What is asked
Search the data below for "until"; list each line that holds it.

Stored data entries:
━━━
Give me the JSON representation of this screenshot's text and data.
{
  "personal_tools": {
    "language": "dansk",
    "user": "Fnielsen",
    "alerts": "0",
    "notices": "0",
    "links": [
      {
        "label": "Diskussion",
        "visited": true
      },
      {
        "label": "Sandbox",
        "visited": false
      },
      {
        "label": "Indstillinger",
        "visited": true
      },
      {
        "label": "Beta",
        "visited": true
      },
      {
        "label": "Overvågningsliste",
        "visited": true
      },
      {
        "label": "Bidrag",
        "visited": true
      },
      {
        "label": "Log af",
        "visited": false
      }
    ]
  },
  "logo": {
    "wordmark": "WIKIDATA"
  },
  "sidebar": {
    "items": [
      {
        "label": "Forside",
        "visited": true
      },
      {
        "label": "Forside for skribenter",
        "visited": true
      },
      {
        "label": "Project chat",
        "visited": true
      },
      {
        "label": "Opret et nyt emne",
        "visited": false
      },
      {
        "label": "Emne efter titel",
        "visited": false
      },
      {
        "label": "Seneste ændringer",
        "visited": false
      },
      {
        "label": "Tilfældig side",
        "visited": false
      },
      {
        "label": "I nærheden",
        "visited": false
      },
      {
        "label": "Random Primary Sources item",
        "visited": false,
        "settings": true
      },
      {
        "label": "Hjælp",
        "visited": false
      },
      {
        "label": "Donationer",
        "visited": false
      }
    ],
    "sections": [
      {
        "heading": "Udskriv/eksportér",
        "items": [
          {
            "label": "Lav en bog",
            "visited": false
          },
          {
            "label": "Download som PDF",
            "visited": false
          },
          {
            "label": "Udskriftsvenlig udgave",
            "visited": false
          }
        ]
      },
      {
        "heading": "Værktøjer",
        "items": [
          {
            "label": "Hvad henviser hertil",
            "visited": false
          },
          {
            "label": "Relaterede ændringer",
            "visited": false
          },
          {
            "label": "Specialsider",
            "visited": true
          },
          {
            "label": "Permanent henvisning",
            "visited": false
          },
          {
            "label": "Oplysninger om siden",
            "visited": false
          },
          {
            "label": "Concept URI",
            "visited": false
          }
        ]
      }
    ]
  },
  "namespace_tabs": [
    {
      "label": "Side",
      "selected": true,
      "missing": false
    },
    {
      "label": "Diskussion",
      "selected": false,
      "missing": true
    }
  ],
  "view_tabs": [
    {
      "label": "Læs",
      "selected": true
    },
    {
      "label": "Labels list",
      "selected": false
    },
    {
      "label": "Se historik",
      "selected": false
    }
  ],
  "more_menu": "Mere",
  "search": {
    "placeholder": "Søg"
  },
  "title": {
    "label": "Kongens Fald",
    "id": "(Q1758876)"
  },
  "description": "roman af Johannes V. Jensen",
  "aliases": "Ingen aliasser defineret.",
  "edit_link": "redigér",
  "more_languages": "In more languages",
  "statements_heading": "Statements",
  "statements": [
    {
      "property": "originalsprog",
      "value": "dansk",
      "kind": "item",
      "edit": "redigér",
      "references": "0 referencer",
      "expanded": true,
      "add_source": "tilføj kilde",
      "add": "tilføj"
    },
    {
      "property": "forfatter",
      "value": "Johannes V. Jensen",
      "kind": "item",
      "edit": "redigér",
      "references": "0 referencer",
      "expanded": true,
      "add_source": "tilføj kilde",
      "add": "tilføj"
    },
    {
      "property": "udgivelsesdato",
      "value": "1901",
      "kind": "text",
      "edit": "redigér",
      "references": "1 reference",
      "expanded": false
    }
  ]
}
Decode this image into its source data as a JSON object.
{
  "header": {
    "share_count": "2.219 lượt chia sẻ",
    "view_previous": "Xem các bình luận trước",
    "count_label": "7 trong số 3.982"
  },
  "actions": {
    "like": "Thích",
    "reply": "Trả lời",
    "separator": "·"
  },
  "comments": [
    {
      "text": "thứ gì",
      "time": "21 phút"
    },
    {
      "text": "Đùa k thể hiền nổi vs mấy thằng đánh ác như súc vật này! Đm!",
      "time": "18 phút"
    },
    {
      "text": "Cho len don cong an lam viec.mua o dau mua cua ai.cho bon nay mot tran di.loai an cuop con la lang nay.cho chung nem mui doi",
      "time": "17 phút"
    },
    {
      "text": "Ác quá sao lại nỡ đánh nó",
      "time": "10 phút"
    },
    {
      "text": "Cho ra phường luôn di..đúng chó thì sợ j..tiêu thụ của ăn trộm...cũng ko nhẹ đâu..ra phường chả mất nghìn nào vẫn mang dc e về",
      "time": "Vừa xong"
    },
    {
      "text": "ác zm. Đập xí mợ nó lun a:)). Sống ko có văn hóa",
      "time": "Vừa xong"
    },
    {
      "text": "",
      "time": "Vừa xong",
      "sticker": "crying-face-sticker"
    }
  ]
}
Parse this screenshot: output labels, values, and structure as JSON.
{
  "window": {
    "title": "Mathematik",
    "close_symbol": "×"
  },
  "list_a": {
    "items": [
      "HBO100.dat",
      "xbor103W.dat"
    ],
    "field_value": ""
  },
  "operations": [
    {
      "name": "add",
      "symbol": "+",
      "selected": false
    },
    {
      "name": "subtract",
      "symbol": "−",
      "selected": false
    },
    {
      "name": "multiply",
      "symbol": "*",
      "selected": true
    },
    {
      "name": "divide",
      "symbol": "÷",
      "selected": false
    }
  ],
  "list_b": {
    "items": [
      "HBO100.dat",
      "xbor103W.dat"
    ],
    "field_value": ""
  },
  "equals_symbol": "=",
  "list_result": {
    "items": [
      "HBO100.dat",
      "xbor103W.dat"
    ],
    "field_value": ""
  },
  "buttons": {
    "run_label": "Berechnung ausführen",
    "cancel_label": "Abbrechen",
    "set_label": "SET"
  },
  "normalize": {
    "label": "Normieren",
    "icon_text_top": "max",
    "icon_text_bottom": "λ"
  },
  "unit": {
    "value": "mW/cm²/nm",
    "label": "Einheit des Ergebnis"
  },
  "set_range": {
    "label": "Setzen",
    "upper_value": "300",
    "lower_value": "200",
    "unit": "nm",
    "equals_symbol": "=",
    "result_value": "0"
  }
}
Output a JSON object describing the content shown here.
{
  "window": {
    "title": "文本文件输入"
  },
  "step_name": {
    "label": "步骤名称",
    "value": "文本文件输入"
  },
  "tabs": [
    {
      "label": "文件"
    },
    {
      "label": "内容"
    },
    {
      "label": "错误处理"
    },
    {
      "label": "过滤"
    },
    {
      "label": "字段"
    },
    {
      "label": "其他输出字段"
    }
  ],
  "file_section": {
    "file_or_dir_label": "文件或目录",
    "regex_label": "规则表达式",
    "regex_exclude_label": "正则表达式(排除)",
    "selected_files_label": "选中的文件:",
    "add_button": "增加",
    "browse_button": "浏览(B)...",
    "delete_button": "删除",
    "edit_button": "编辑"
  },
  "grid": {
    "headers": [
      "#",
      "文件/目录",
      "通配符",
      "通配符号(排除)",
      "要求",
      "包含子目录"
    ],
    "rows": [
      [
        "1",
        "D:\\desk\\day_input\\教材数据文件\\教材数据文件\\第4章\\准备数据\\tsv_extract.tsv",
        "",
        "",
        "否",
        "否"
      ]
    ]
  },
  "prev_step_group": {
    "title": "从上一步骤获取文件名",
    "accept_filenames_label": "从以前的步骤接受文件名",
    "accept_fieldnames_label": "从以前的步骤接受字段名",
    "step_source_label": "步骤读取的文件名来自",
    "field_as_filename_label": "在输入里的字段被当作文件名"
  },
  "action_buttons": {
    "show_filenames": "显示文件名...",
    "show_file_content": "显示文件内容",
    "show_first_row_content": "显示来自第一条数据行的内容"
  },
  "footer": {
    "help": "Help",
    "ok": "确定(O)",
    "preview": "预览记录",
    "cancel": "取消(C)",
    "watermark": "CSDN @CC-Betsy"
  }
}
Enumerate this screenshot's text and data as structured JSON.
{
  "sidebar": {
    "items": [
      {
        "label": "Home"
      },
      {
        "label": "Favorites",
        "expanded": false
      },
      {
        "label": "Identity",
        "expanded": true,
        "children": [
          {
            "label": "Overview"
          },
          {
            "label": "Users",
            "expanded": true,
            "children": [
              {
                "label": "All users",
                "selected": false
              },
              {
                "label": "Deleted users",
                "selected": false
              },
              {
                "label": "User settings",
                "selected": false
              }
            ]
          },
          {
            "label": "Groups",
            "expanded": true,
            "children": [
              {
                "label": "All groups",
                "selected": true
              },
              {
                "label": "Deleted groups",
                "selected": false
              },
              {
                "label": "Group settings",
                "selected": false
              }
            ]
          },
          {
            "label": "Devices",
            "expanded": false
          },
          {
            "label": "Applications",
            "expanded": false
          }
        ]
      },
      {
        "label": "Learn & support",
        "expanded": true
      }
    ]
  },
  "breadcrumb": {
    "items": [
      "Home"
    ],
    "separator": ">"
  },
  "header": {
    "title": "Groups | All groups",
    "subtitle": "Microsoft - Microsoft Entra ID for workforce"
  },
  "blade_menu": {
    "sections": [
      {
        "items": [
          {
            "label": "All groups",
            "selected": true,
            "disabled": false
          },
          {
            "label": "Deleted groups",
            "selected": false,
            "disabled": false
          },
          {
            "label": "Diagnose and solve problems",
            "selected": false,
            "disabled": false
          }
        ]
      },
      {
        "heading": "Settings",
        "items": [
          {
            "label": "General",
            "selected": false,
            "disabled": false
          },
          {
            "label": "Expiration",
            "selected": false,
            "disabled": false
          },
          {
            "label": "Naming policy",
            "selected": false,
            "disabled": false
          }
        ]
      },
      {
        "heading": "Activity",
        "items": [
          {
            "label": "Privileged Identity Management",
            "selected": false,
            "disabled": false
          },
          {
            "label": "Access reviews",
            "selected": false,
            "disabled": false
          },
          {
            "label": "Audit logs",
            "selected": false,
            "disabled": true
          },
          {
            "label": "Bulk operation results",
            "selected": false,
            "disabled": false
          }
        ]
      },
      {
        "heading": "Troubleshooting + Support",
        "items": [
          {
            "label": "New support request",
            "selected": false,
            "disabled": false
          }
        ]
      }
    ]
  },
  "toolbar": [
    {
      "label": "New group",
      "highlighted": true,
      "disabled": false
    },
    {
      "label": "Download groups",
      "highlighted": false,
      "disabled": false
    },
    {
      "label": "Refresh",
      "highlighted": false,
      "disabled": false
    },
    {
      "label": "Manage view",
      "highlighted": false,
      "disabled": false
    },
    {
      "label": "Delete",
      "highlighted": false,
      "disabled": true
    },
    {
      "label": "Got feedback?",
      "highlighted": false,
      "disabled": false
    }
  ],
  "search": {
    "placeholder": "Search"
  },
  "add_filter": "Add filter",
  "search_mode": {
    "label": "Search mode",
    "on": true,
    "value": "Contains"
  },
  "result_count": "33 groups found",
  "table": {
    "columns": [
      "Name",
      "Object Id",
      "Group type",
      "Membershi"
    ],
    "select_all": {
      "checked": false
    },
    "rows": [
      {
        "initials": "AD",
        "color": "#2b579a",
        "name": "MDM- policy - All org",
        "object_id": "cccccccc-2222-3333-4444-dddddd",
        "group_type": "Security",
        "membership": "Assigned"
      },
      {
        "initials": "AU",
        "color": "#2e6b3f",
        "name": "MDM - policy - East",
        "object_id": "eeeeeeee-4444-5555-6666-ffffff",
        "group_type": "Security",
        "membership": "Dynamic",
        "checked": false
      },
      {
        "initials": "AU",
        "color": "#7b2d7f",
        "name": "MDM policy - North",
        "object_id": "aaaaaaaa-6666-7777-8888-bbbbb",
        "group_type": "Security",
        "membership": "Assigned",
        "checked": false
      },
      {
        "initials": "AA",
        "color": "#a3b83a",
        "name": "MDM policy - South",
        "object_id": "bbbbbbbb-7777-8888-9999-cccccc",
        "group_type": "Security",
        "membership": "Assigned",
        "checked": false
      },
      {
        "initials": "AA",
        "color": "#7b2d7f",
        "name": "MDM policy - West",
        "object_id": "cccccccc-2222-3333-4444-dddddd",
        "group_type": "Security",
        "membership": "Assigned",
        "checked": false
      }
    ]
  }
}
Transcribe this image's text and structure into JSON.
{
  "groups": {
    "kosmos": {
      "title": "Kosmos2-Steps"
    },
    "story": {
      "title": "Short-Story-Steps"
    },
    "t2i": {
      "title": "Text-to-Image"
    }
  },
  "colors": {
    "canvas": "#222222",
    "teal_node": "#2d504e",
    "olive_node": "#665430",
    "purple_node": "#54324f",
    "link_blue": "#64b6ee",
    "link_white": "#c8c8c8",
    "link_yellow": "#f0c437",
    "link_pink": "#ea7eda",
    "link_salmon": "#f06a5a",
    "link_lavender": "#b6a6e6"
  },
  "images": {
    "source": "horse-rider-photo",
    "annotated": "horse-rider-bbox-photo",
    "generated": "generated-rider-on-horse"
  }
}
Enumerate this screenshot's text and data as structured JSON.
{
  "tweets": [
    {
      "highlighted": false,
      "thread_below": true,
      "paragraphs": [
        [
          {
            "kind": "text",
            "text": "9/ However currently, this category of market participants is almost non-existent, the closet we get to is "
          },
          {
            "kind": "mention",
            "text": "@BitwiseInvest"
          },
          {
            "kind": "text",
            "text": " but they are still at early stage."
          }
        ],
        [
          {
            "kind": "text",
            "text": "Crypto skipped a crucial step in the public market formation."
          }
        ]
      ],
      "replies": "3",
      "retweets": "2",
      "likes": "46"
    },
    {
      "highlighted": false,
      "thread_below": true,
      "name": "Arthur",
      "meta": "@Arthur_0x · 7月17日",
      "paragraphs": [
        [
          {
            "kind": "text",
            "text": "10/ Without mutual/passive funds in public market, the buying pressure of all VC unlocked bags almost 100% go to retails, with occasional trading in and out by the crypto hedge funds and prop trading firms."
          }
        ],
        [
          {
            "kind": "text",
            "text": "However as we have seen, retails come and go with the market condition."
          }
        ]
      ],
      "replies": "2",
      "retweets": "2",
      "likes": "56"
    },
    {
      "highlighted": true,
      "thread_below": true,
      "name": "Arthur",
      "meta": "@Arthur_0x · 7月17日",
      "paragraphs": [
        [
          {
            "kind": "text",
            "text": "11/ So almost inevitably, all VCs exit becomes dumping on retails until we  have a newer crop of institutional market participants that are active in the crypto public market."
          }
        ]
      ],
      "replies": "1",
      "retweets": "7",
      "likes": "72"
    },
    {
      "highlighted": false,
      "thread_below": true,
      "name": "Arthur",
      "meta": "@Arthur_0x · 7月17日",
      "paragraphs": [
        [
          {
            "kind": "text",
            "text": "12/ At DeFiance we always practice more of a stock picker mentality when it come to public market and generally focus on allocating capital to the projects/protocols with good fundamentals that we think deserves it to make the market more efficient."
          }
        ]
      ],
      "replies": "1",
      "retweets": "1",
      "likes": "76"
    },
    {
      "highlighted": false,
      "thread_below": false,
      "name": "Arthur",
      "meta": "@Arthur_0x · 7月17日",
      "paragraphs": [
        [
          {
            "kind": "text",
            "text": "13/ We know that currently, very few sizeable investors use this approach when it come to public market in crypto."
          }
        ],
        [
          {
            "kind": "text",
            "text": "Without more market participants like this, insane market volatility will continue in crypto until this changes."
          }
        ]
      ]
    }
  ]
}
━━━
Written response
            "text": "11/ So almost inevitably, all VCs exit becomes dumping on retails until we  have a newer crop of institutional market participants that are active in the crypto public market."
            "text": "Without more market participants like this, insane market volatility will continue in crypto until this changes."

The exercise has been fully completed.